**Available records:**
====================

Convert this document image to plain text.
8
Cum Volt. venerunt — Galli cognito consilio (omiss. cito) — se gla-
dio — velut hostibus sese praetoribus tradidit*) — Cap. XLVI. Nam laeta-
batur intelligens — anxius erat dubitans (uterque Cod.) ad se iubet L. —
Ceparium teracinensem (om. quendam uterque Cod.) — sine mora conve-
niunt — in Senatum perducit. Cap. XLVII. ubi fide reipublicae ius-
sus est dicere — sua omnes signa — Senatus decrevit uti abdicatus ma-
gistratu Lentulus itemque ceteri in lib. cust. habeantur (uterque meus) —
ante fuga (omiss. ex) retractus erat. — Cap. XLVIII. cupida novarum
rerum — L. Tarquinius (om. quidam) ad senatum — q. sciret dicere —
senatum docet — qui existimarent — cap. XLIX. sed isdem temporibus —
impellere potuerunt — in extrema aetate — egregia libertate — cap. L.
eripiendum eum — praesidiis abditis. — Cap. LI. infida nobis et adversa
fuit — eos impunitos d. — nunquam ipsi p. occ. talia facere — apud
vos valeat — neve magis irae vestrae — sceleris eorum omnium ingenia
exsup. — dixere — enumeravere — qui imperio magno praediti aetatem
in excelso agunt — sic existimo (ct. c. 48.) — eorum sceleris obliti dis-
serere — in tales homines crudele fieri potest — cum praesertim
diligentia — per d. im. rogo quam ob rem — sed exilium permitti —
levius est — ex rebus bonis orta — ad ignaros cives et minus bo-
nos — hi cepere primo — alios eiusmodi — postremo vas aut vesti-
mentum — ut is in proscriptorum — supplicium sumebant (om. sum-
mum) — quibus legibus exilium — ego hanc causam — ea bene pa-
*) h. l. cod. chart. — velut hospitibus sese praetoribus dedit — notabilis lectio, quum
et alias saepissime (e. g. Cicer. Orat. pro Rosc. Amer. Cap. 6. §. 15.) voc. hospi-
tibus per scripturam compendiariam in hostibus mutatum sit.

====================

**Task statement:** Which lines include "eorum"? Copy each of them out.

**Output of the exercise:**
vos valeat — neve magis irae vestrae — sceleris eorum omnium ingenia
in excelso agunt — sic existimo (ct. c. 48.) — eorum sceleris obliti dis-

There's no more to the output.